## DATASET CONTENT
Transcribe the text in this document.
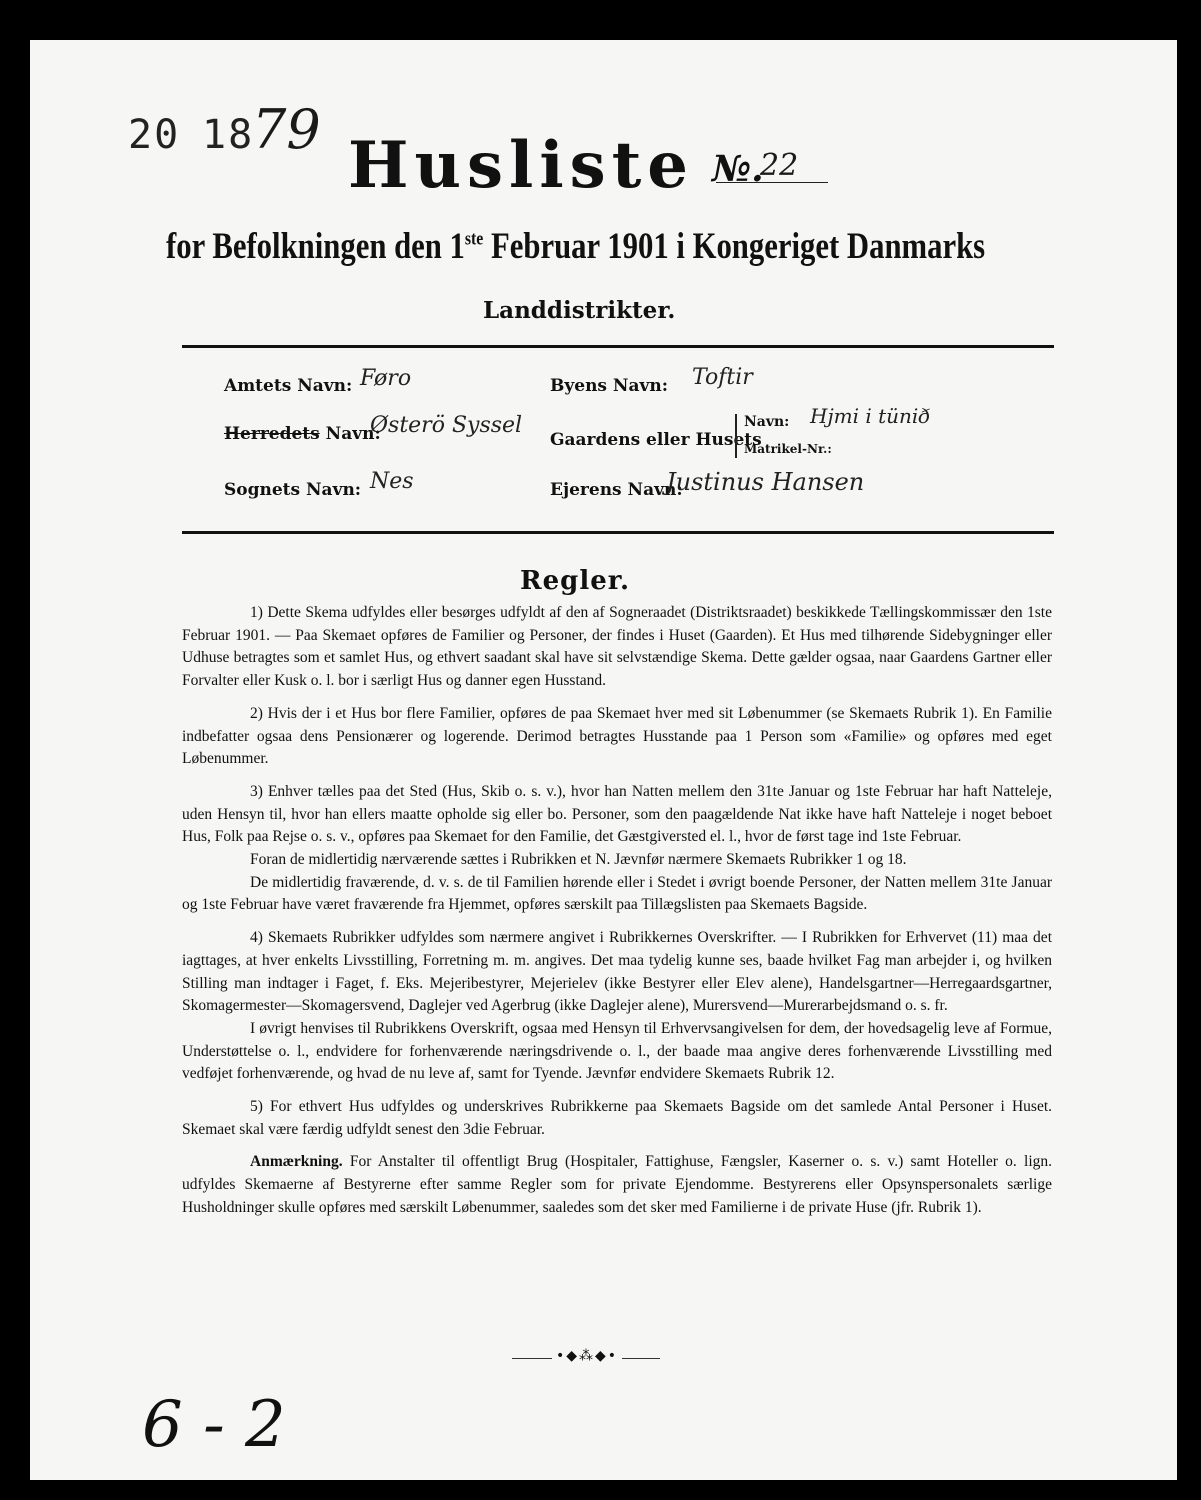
20 18
79 Husliste №.
22
for Befolkningen den 1ste Februar 1901 i Kongeriget Danmarks
Landdistrikter.
Amtets Navn: Føro
Herredets Navn:
Østerö Syssel
Sognets Navn: Nes
Byens Navn: Toftir
Gaardens eller Husets
Navn: Hjmi i tünið
Matrikel-Nr.:
Ejerens Navn:
Justinus Hansen
Regler.

1) Dette Skema udfyldes eller besørges udfyldt af den af Sogneraadet (Distriktsraadet) beskikkede Tællingskommissær den 1ste Februar 1901. — Paa Skemaet opføres de Familier og Personer, der findes i Huset (Gaarden). Et Hus med tilhørende Sidebygninger eller Udhuse betragtes som et samlet Hus, og ethvert saadant skal have sit selvstændige Skema. Dette gælder ogsaa, naar Gaardens Gartner eller Forvalter eller Kusk o. l. bor i særligt Hus og danner egen Husstand.

2) Hvis der i et Hus bor flere Familier, opføres de paa Skemaet hver med sit Løbenummer (se Skemaets Rubrik 1). En Familie indbefatter ogsaa dens Pensionærer og logerende. Derimod betragtes Husstande paa 1 Person som «Familie» og opføres med eget Løbenummer.

3) Enhver tælles paa det Sted (Hus, Skib o. s. v.), hvor han Natten mellem den 31te Januar og 1ste Februar har haft Natteleje, uden Hensyn til, hvor han ellers maatte opholde sig eller bo. Personer, som den paagældende Nat ikke have haft Natteleje i noget beboet Hus, Folk paa Rejse o. s. v., opføres paa Skemaet for den Familie, det Gæstgiversted el. l., hvor de først tage ind 1ste Februar.

Foran de midlertidig nærværende sættes i Rubrikken et N. Jævnfør nærmere Skemaets Rubrikker 1 og 18.

De midlertidig fraværende, d. v. s. de til Familien hørende eller i Stedet i øvrigt boende Personer, der Natten mellem 31te Januar og 1ste Februar have været fraværende fra Hjemmet, opføres særskilt paa Tillægslisten paa Skemaets Bagside.

4) Skemaets Rubrikker udfyldes som nærmere angivet i Rubrikkernes Overskrifter. — I Rubrikken for Erhvervet (11) maa det iagttages, at hver enkelts Livsstilling, Forretning m. m. angives. Det maa tydelig kunne ses, baade hvilket Fag man arbejder i, og hvilken Stilling man indtager i Faget, f. Eks. Mejeribestyrer, Mejerielev (ikke Bestyrer eller Elev alene), Handelsgartner—Herregaardsgartner, Skomagermester—Skomagersvend, Daglejer ved Agerbrug (ikke Daglejer alene), Murersvend—Murerarbejdsmand o. s. fr.

I øvrigt henvises til Rubrikkens Overskrift, ogsaa med Hensyn til Erhvervsangivelsen for dem, der hovedsagelig leve af Formue, Understøttelse o. l., endvidere for forhenværende næringsdrivende o. l., der baade maa angive deres forhenværende Livsstilling med vedføjet forhenværende, og hvad de nu leve af, samt for Tyende. Jævnfør endvidere Skemaets Rubrik 12.

5) For ethvert Hus udfyldes og underskrives Rubrikkerne paa Skemaets Bagside om det samlede Antal Personer i Huset. Skemaet skal være færdig udfyldt senest den 3die Februar.

Anmærkning. For Anstalter til offentligt Brug (Hospitaler, Fattighuse, Fængsler, Kaserner o. s. v.) samt Hoteller o. lign. udfyldes Skemaerne af Bestyrerne efter samme Regler som for private Ejendomme. Bestyrerens eller Opsynspersonalets særlige Husholdninger skulle opføres med særskilt Løbenummer, saaledes som det sker med Familierne i de private Huse (jfr. Rubrik 1).

•◆⁂◆•
6 - 2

## THE PROBLEM
Copy each line that contains the word "midlertidig".

## CORRECT RESPONSE
Foran de midlertidig nærværende sættes i Rubrikken et N. Jævnfør nærmere Skemaets Rubrikker 1 og 18.
De midlertidig fraværende, d. v. s. de til Familien hørende eller i Stedet i øvrigt boende Personer, der Natten mellem 31te Januar og 1ste Februar have været fraværende fra Hjemmet, opføres særskilt paa Tillægslisten paa Skemaets Bagside.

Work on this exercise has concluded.